* Instructions for the task
Without changing a character, return the entries, but not the images they hold.

□ □ □

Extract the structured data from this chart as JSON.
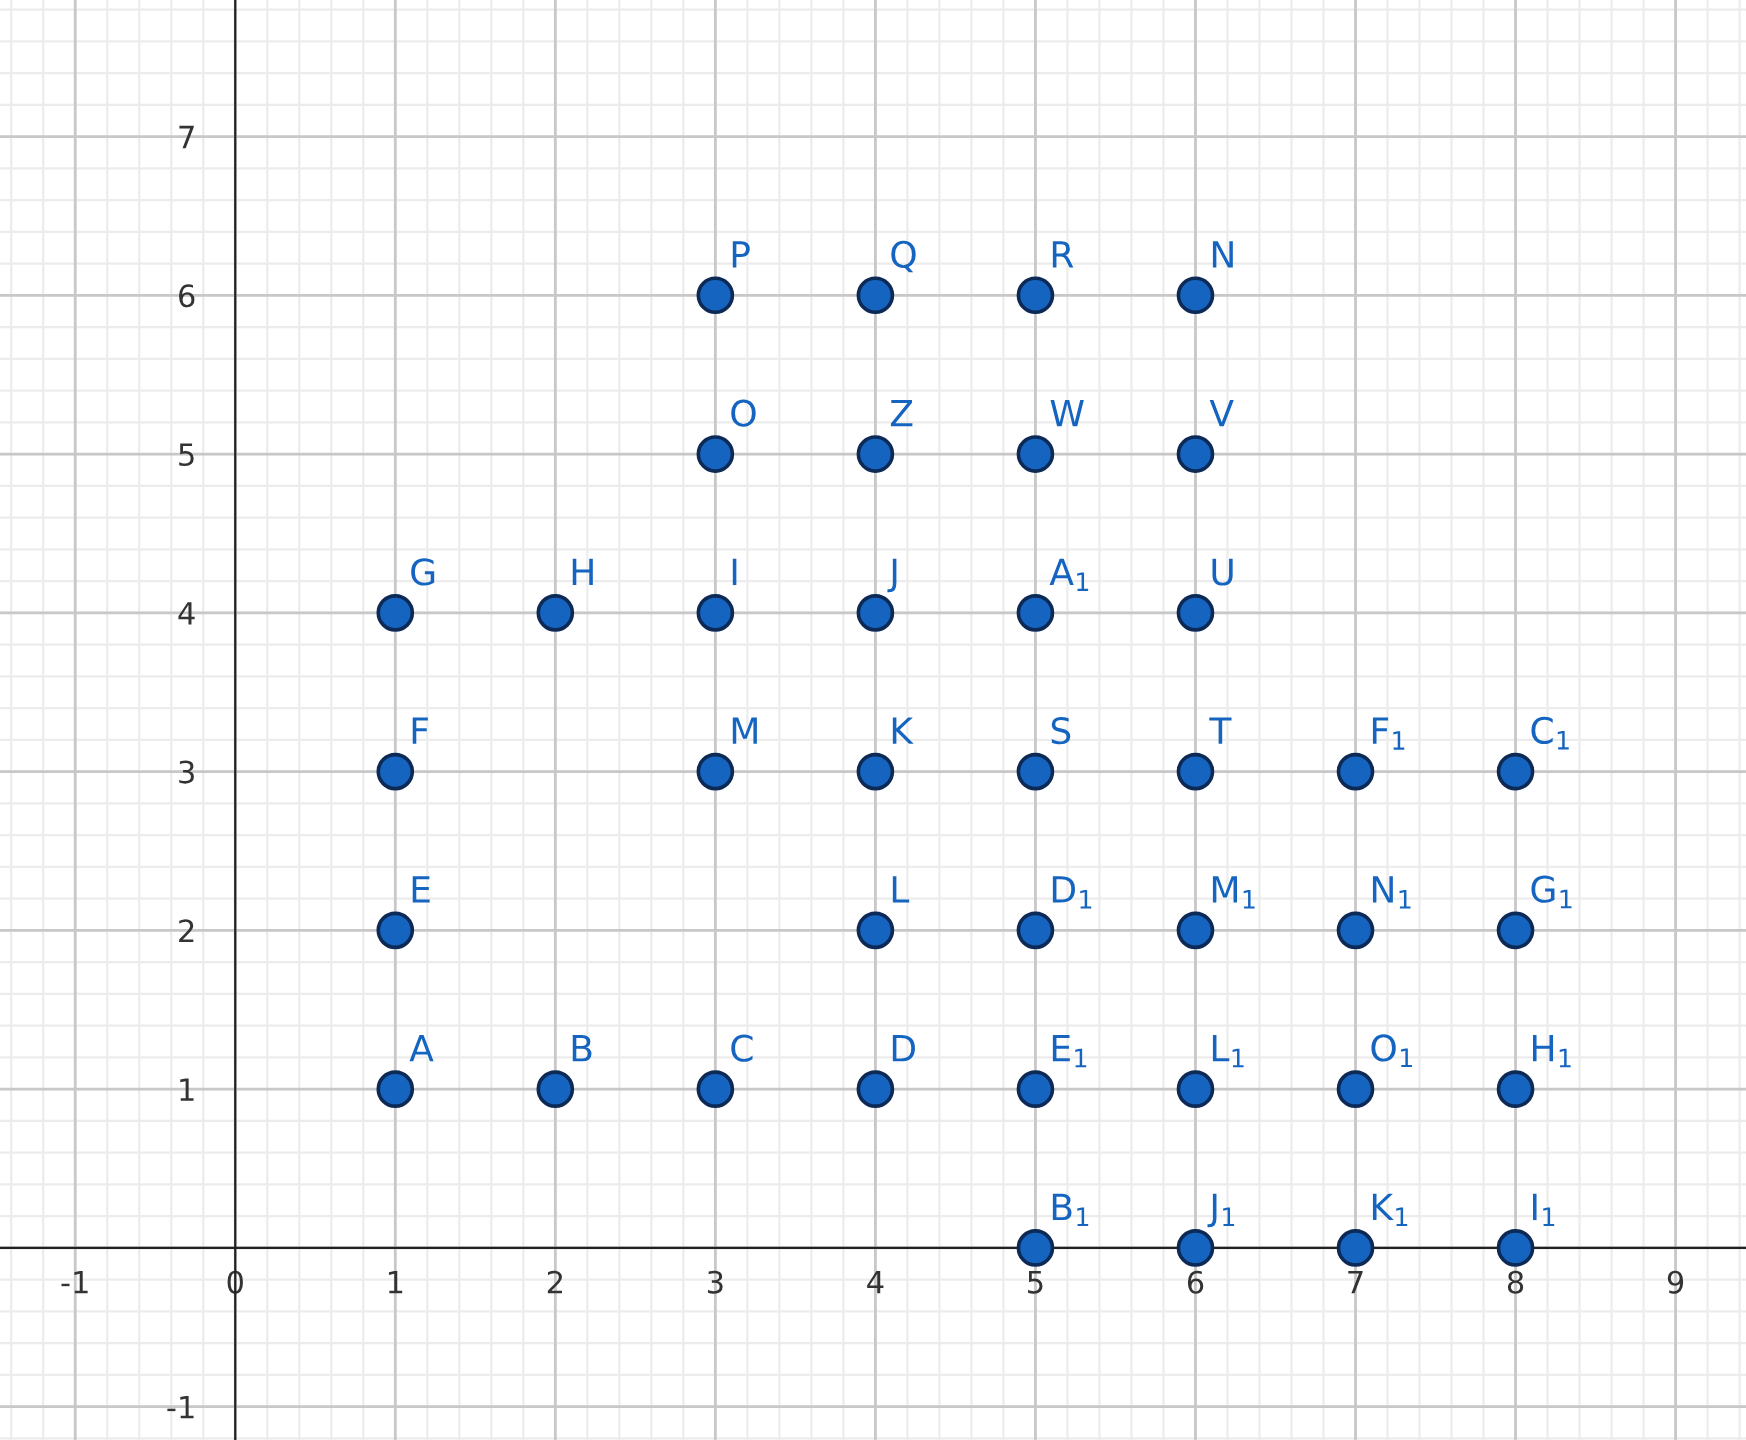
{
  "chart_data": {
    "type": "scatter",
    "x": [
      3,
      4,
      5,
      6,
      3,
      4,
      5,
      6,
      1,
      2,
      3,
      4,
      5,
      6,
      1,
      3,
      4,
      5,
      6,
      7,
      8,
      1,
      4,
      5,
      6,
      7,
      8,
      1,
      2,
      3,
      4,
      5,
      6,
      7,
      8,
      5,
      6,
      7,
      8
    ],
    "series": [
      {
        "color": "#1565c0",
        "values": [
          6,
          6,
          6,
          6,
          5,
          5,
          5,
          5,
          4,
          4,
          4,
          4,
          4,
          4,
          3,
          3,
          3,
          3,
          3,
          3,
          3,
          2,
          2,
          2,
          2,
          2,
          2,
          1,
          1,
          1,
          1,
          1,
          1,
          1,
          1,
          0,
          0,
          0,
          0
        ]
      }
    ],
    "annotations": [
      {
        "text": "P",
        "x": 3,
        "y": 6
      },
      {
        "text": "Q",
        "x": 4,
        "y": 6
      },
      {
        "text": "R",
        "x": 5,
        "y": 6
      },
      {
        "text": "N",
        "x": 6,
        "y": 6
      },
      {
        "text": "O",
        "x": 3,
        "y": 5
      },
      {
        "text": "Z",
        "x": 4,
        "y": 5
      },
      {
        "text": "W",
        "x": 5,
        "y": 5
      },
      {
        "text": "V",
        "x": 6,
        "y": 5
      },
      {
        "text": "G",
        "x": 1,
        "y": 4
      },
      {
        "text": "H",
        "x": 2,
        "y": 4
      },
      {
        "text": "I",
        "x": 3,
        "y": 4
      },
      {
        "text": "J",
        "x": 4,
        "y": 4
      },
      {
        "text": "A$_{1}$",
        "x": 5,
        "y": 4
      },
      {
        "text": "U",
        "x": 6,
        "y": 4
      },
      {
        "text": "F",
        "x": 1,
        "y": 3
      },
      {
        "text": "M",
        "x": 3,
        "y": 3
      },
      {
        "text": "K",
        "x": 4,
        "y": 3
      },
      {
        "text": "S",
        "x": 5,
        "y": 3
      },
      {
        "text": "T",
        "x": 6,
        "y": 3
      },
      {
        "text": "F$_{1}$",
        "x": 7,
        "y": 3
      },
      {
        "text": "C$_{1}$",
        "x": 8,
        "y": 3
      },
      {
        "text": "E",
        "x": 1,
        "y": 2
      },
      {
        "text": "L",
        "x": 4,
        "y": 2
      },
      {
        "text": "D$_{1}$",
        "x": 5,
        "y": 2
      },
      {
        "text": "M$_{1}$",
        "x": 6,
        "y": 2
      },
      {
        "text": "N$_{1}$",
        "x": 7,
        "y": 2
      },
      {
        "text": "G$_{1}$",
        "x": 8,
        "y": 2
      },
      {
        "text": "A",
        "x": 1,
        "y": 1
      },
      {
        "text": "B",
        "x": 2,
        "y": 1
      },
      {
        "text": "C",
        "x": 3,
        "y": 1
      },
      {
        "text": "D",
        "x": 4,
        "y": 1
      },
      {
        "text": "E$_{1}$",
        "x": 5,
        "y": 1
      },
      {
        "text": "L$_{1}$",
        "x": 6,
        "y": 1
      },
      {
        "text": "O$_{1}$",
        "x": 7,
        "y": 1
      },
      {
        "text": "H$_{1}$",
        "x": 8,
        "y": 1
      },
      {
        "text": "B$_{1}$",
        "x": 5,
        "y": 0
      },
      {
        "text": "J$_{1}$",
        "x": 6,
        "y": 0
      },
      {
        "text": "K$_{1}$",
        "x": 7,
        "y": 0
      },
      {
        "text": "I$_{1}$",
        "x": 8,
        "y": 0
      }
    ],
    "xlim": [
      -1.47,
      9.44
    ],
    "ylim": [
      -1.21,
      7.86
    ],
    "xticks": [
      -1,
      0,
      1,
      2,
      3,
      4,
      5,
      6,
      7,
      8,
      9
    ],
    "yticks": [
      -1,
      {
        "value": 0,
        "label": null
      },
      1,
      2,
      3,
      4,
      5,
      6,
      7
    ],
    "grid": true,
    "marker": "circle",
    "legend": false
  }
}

□ □ □

* Full solution
Extract the structured data from this chart as JSON.
{
  "chart_data": {
    "type": "scatter",
    "x": [
      3,
      4,
      5,
      6,
      3,
      4,
      5,
      6,
      1,
      2,
      3,
      4,
      5,
      6,
      1,
      3,
      4,
      5,
      6,
      7,
      8,
      1,
      4,
      5,
      6,
      7,
      8,
      1,
      2,
      3,
      4,
      5,
      6,
      7,
      8,
      5,
      6,
      7,
      8
    ],
    "series": [
      {
        "color": "#1565c0",
        "values": [
          6,
          6,
          6,
          6,
          5,
          5,
          5,
          5,
          4,
          4,
          4,
          4,
          4,
          4,
          3,
          3,
          3,
          3,
          3,
          3,
          3,
          2,
          2,
          2,
          2,
          2,
          2,
          1,
          1,
          1,
          1,
          1,
          1,
          1,
          1,
          0,
          0,
          0,
          0
        ]
      }
    ],
    "annotations": [
      {
        "text": "P",
        "x": 3,
        "y": 6
      },
      {
        "text": "Q",
        "x": 4,
        "y": 6
      },
      {
        "text": "R",
        "x": 5,
        "y": 6
      },
      {
        "text": "N",
        "x": 6,
        "y": 6
      },
      {
        "text": "O",
        "x": 3,
        "y": 5
      },
      {
        "text": "Z",
        "x": 4,
        "y": 5
      },
      {
        "text": "W",
        "x": 5,
        "y": 5
      },
      {
        "text": "V",
        "x": 6,
        "y": 5
      },
      {
        "text": "G",
        "x": 1,
        "y": 4
      },
      {
        "text": "H",
        "x": 2,
        "y": 4
      },
      {
        "text": "I",
        "x": 3,
        "y": 4
      },
      {
        "text": "J",
        "x": 4,
        "y": 4
      },
      {
        "text": "A$_{1}$",
        "x": 5,
        "y": 4
      },
      {
        "text": "U",
        "x": 6,
        "y": 4
      },
      {
        "text": "F",
        "x": 1,
        "y": 3
      },
      {
        "text": "M",
        "x": 3,
        "y": 3
      },
      {
        "text": "K",
        "x": 4,
        "y": 3
      },
      {
        "text": "S",
        "x": 5,
        "y": 3
      },
      {
        "text": "T",
        "x": 6,
        "y": 3
      },
      {
        "text": "F$_{1}$",
        "x": 7,
        "y": 3
      },
      {
        "text": "C$_{1}$",
        "x": 8,
        "y": 3
      },
      {
        "text": "E",
        "x": 1,
        "y": 2
      },
      {
        "text": "L",
        "x": 4,
        "y": 2
      },
      {
        "text": "D$_{1}$",
        "x": 5,
        "y": 2
      },
      {
        "text": "M$_{1}$",
        "x": 6,
        "y": 2
      },
      {
        "text": "N$_{1}$",
        "x": 7,
        "y": 2
      },
      {
        "text": "G$_{1}$",
        "x": 8,
        "y": 2
      },
      {
        "text": "A",
        "x": 1,
        "y": 1
      },
      {
        "text": "B",
        "x": 2,
        "y": 1
      },
      {
        "text": "C",
        "x": 3,
        "y": 1
      },
      {
        "text": "D",
        "x": 4,
        "y": 1
      },
      {
        "text": "E$_{1}$",
        "x": 5,
        "y": 1
      },
      {
        "text": "L$_{1}$",
        "x": 6,
        "y": 1
      },
      {
        "text": "O$_{1}$",
        "x": 7,
        "y": 1
      },
      {
        "text": "H$_{1}$",
        "x": 8,
        "y": 1
      },
      {
        "text": "B$_{1}$",
        "x": 5,
        "y": 0
      },
      {
        "text": "J$_{1}$",
        "x": 6,
        "y": 0
      },
      {
        "text": "K$_{1}$",
        "x": 7,
        "y": 0
      },
      {
        "text": "I$_{1}$",
        "x": 8,
        "y": 0
      }
    ],
    "xlim": [
      -1.47,
      9.44
    ],
    "ylim": [
      -1.21,
      7.86
    ],
    "xticks": [
      -1,
      0,
      1,
      2,
      3,
      4,
      5,
      6,
      7,
      8,
      9
    ],
    "yticks": [
      -1,
      {
        "value": 0,
        "label": null
      },
      1,
      2,
      3,
      4,
      5,
      6,
      7
    ],
    "grid": true,
    "marker": "circle",
    "legend": false
  }
}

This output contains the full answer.